» **EXERCISE**
Every record below should be written out exactly; pictures stay out.

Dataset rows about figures
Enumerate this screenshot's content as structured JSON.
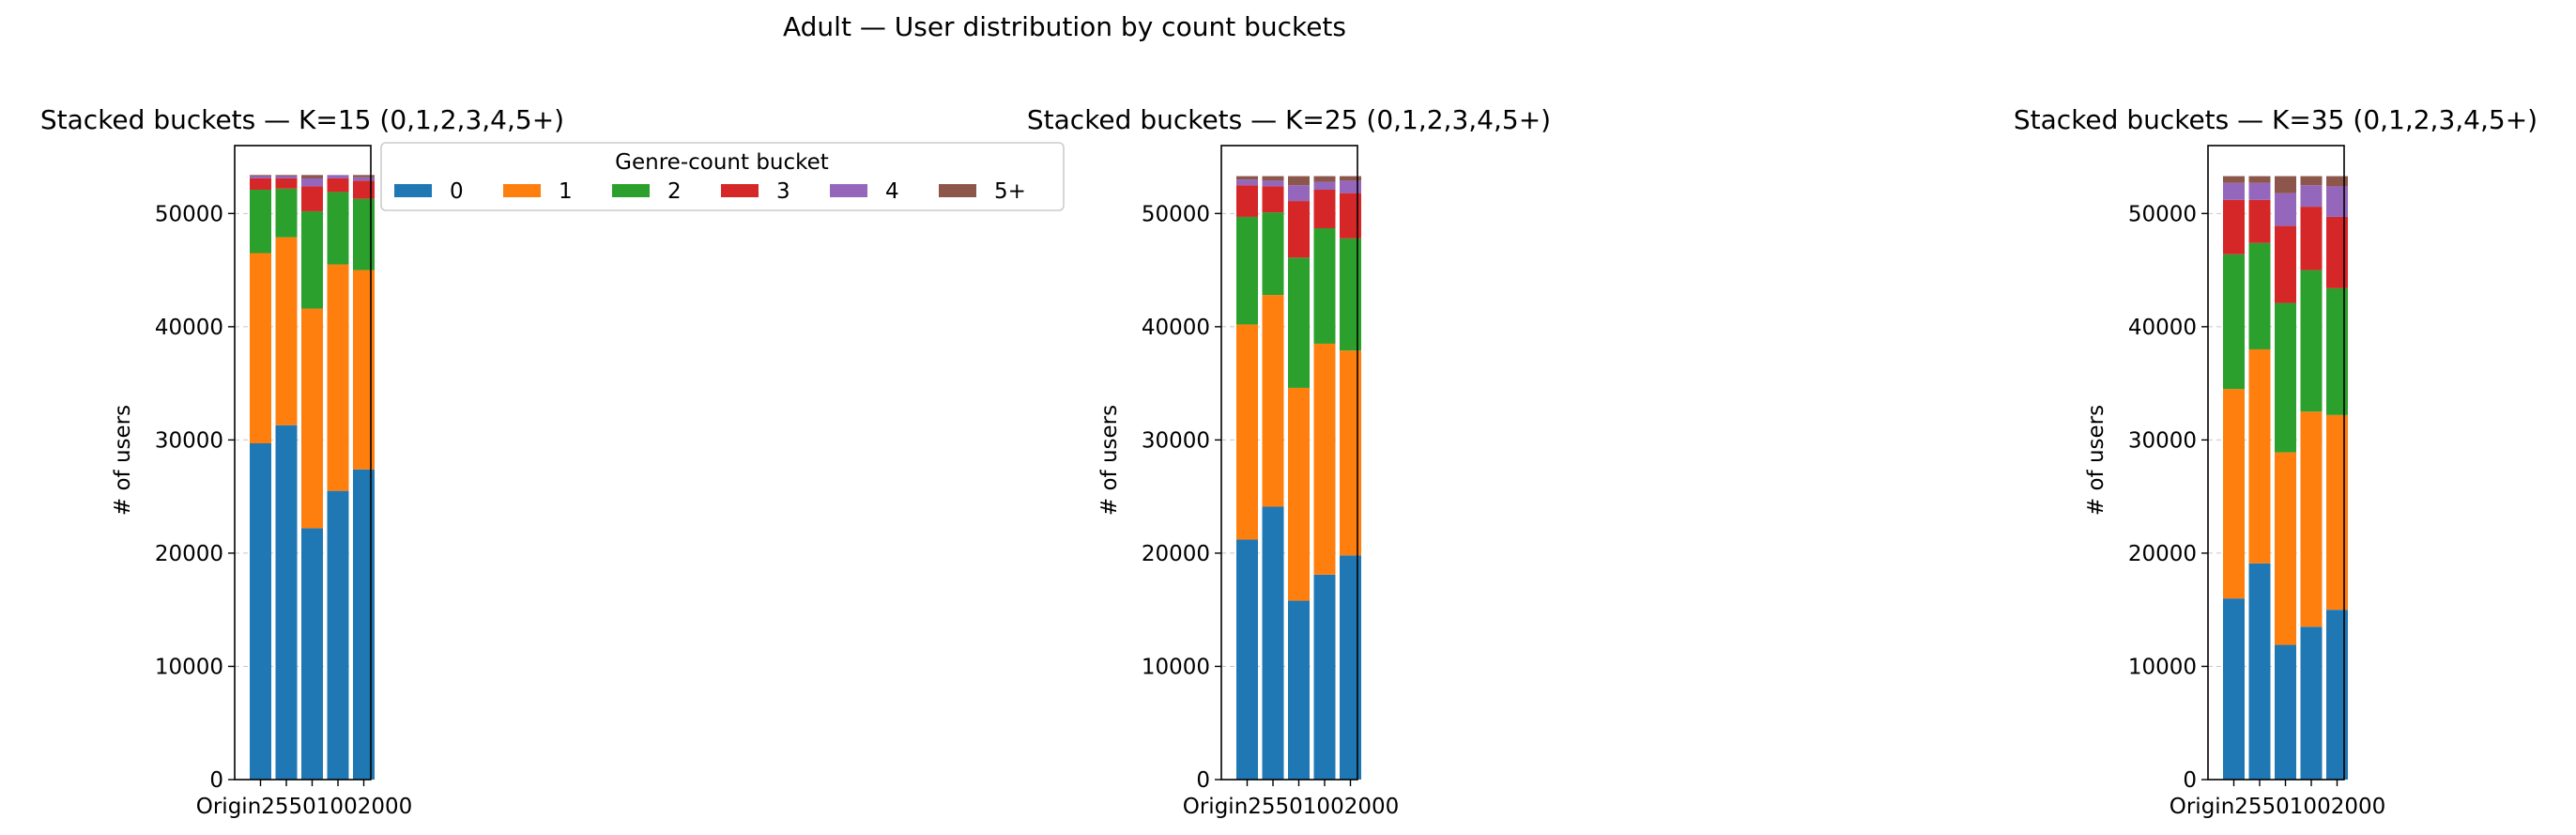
{
  "suptitle": "Adult — User distribution by count buckets",
  "colors": {
    "0": "#1f77b4",
    "1": "#ff7f0e",
    "2": "#2ca02c",
    "3": "#d62728",
    "4": "#9467bd",
    "5+": "#8c564b"
  },
  "legend": {
    "title": "Genre-count bucket",
    "placement": "right of first panel, top",
    "labels": [
      "0",
      "1",
      "2",
      "3",
      "4",
      "5+"
    ]
  },
  "chart_data": [
    {
      "type": "bar",
      "stacked": true,
      "title": "Stacked buckets — K=15  (0,1,2,3,4,5+)",
      "xlabel": "",
      "ylabel": "# of users",
      "ylim": [
        0,
        56000
      ],
      "yticks": [
        0,
        10000,
        20000,
        30000,
        40000,
        50000
      ],
      "grid": "horizontal dashed",
      "categories": [
        "Original",
        "25",
        "50",
        "100",
        "200"
      ],
      "tick_labels_text": "Origin25501002000",
      "series": [
        {
          "name": "0",
          "values": [
            29700,
            31300,
            22200,
            25500,
            27400
          ]
        },
        {
          "name": "1",
          "values": [
            16800,
            16600,
            19400,
            20000,
            17600
          ]
        },
        {
          "name": "2",
          "values": [
            5600,
            4300,
            8600,
            6400,
            6300
          ]
        },
        {
          "name": "3",
          "values": [
            1000,
            900,
            2200,
            1200,
            1600
          ]
        },
        {
          "name": "4",
          "values": [
            200,
            200,
            700,
            300,
            300
          ]
        },
        {
          "name": "5+",
          "values": [
            100,
            100,
            300,
            0,
            200
          ]
        }
      ]
    },
    {
      "type": "bar",
      "stacked": true,
      "title": "Stacked buckets — K=25  (0,1,2,3,4,5+)",
      "xlabel": "",
      "ylabel": "# of users",
      "ylim": [
        0,
        56000
      ],
      "yticks": [
        0,
        10000,
        20000,
        30000,
        40000,
        50000
      ],
      "grid": "horizontal dashed",
      "categories": [
        "Original",
        "25",
        "50",
        "100",
        "200"
      ],
      "tick_labels_text": "Origin25501002000",
      "series": [
        {
          "name": "0",
          "values": [
            21200,
            24100,
            15800,
            18100,
            19800
          ]
        },
        {
          "name": "1",
          "values": [
            19000,
            18700,
            18800,
            20400,
            18100
          ]
        },
        {
          "name": "2",
          "values": [
            9500,
            7300,
            11500,
            10200,
            9900
          ]
        },
        {
          "name": "3",
          "values": [
            2800,
            2300,
            5000,
            3400,
            4000
          ]
        },
        {
          "name": "4",
          "values": [
            500,
            500,
            1400,
            700,
            1100
          ]
        },
        {
          "name": "5+",
          "values": [
            300,
            400,
            800,
            500,
            400
          ]
        }
      ]
    },
    {
      "type": "bar",
      "stacked": true,
      "title": "Stacked buckets — K=35  (0,1,2,3,4,5+)",
      "xlabel": "",
      "ylabel": "# of users",
      "ylim": [
        0,
        56000
      ],
      "yticks": [
        0,
        10000,
        20000,
        30000,
        40000,
        50000
      ],
      "grid": "horizontal dashed",
      "categories": [
        "Original",
        "25",
        "50",
        "100",
        "200"
      ],
      "tick_labels_text": "Origin25501002000",
      "series": [
        {
          "name": "0",
          "values": [
            16000,
            19100,
            11900,
            13500,
            15000
          ]
        },
        {
          "name": "1",
          "values": [
            18500,
            18900,
            17000,
            19000,
            17200
          ]
        },
        {
          "name": "2",
          "values": [
            11900,
            9400,
            13200,
            12500,
            11200
          ]
        },
        {
          "name": "3",
          "values": [
            4800,
            3800,
            6800,
            5600,
            6300
          ]
        },
        {
          "name": "4",
          "values": [
            1500,
            1500,
            2900,
            1900,
            2700
          ]
        },
        {
          "name": "5+",
          "values": [
            600,
            600,
            1500,
            800,
            900
          ]
        }
      ]
    }
  ]
}
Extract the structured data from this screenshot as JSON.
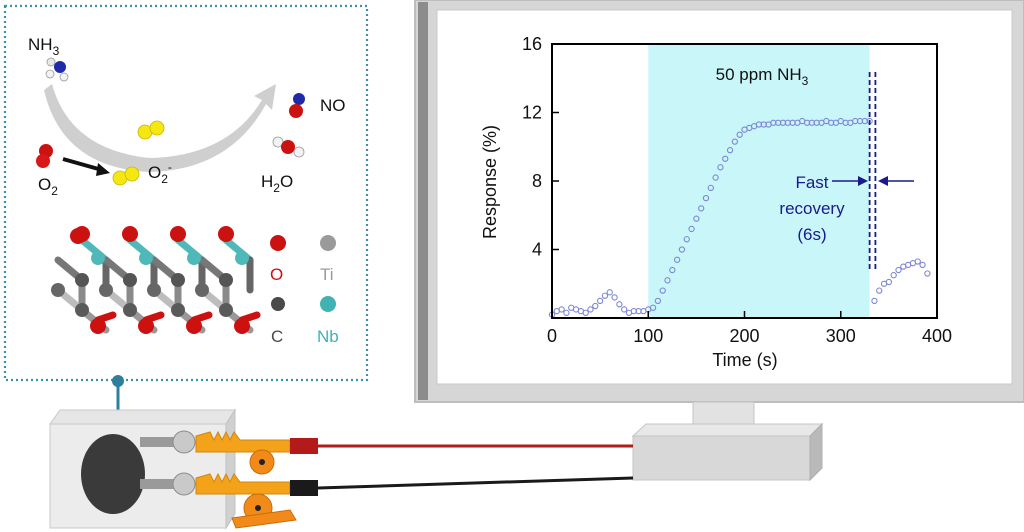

» **EXERCISE ANSWER**
Enumerate this screenshot's content as structured JSON.
{
  "suptitle": "Adult — User distribution by count buckets",
  "colors": {
    "0": "#1f77b4",
    "1": "#ff7f0e",
    "2": "#2ca02c",
    "3": "#d62728",
    "4": "#9467bd",
    "5+": "#8c564b"
  },
  "legend": {
    "title": "Genre-count bucket",
    "placement": "right of first panel, top",
    "labels": [
      "0",
      "1",
      "2",
      "3",
      "4",
      "5+"
    ]
  },
  "chart_data": [
    {
      "type": "bar",
      "stacked": true,
      "title": "Stacked buckets — K=15  (0,1,2,3,4,5+)",
      "xlabel": "",
      "ylabel": "# of users",
      "ylim": [
        0,
        56000
      ],
      "yticks": [
        0,
        10000,
        20000,
        30000,
        40000,
        50000
      ],
      "grid": "horizontal dashed",
      "categories": [
        "Original",
        "25",
        "50",
        "100",
        "200"
      ],
      "tick_labels_text": "Origin25501002000",
      "series": [
        {
          "name": "0",
          "values": [
            29700,
            31300,
            22200,
            25500,
            27400
          ]
        },
        {
          "name": "1",
          "values": [
            16800,
            16600,
            19400,
            20000,
            17600
          ]
        },
        {
          "name": "2",
          "values": [
            5600,
            4300,
            8600,
            6400,
            6300
          ]
        },
        {
          "name": "3",
          "values": [
            1000,
            900,
            2200,
            1200,
            1600
          ]
        },
        {
          "name": "4",
          "values": [
            200,
            200,
            700,
            300,
            300
          ]
        },
        {
          "name": "5+",
          "values": [
            100,
            100,
            300,
            0,
            200
          ]
        }
      ]
    },
    {
      "type": "bar",
      "stacked": true,
      "title": "Stacked buckets — K=25  (0,1,2,3,4,5+)",
      "xlabel": "",
      "ylabel": "# of users",
      "ylim": [
        0,
        56000
      ],
      "yticks": [
        0,
        10000,
        20000,
        30000,
        40000,
        50000
      ],
      "grid": "horizontal dashed",
      "categories": [
        "Original",
        "25",
        "50",
        "100",
        "200"
      ],
      "tick_labels_text": "Origin25501002000",
      "series": [
        {
          "name": "0",
          "values": [
            21200,
            24100,
            15800,
            18100,
            19800
          ]
        },
        {
          "name": "1",
          "values": [
            19000,
            18700,
            18800,
            20400,
            18100
          ]
        },
        {
          "name": "2",
          "values": [
            9500,
            7300,
            11500,
            10200,
            9900
          ]
        },
        {
          "name": "3",
          "values": [
            2800,
            2300,
            5000,
            3400,
            4000
          ]
        },
        {
          "name": "4",
          "values": [
            500,
            500,
            1400,
            700,
            1100
          ]
        },
        {
          "name": "5+",
          "values": [
            300,
            400,
            800,
            500,
            400
          ]
        }
      ]
    },
    {
      "type": "bar",
      "stacked": true,
      "title": "Stacked buckets — K=35  (0,1,2,3,4,5+)",
      "xlabel": "",
      "ylabel": "# of users",
      "ylim": [
        0,
        56000
      ],
      "yticks": [
        0,
        10000,
        20000,
        30000,
        40000,
        50000
      ],
      "grid": "horizontal dashed",
      "categories": [
        "Original",
        "25",
        "50",
        "100",
        "200"
      ],
      "tick_labels_text": "Origin25501002000",
      "series": [
        {
          "name": "0",
          "values": [
            16000,
            19100,
            11900,
            13500,
            15000
          ]
        },
        {
          "name": "1",
          "values": [
            18500,
            18900,
            17000,
            19000,
            17200
          ]
        },
        {
          "name": "2",
          "values": [
            11900,
            9400,
            13200,
            12500,
            11200
          ]
        },
        {
          "name": "3",
          "values": [
            4800,
            3800,
            6800,
            5600,
            6300
          ]
        },
        {
          "name": "4",
          "values": [
            1500,
            1500,
            2900,
            1900,
            2700
          ]
        },
        {
          "name": "5+",
          "values": [
            600,
            600,
            1500,
            800,
            900
          ]
        }
      ]
    }
  ]
}
Extract the structured data from this screenshot as JSON.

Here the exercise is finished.